____ Supplied records

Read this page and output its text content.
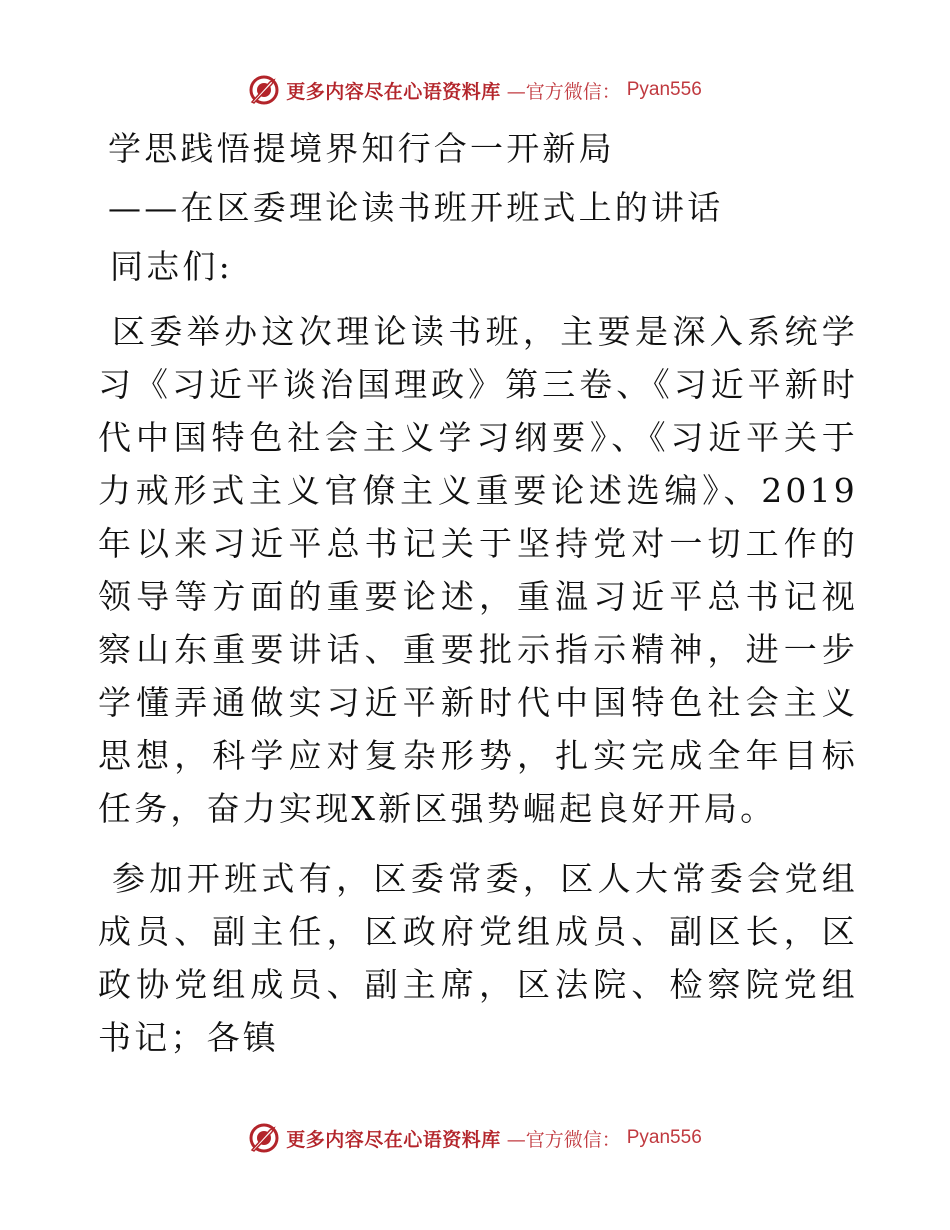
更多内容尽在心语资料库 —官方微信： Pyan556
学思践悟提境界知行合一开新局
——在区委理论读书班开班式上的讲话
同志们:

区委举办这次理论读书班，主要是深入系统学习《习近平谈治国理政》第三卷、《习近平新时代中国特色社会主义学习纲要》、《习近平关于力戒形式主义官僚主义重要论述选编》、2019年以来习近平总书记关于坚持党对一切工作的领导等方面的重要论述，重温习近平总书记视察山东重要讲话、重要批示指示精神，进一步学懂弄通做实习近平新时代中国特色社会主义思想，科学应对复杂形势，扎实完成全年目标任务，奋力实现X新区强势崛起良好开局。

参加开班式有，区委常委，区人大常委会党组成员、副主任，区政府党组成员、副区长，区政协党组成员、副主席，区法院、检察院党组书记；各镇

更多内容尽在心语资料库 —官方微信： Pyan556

________
____ Supplied records

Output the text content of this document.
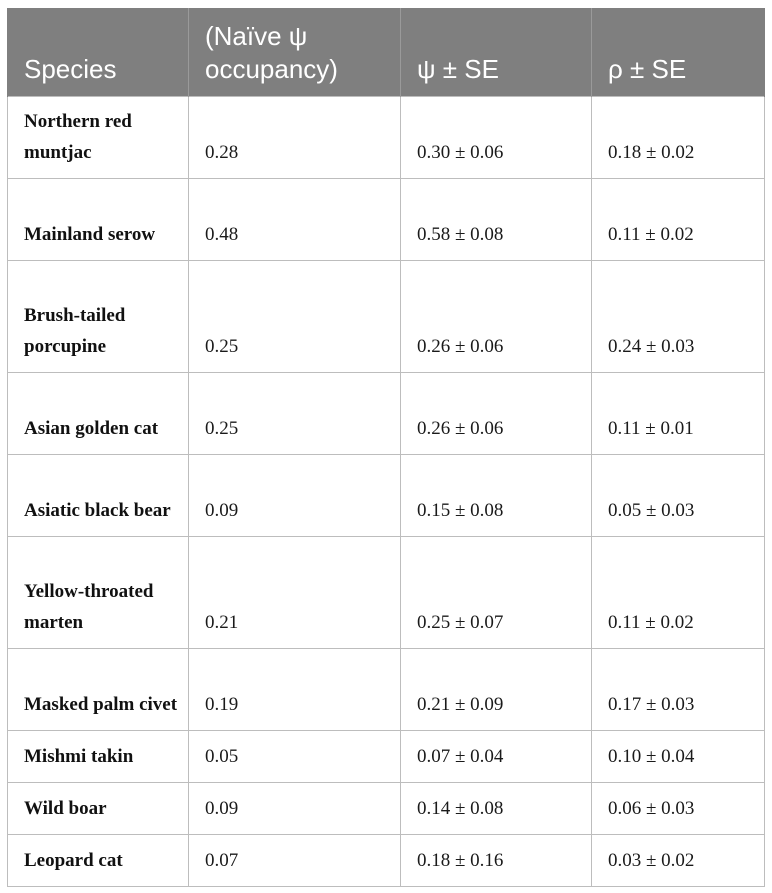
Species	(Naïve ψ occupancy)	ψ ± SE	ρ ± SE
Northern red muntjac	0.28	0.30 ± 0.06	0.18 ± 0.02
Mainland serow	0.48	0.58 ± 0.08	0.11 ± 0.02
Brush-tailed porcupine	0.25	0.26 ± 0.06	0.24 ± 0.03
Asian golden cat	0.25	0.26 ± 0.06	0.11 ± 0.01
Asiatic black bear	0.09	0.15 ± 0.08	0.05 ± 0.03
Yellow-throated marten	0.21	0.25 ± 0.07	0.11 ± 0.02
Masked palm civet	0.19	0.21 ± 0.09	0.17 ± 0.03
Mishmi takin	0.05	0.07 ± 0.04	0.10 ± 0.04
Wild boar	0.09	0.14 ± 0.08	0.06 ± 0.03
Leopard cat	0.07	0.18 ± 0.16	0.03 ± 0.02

________

Using the records above, list each line that includes "content".

Read this page and output its text content.
Output the text content of this document.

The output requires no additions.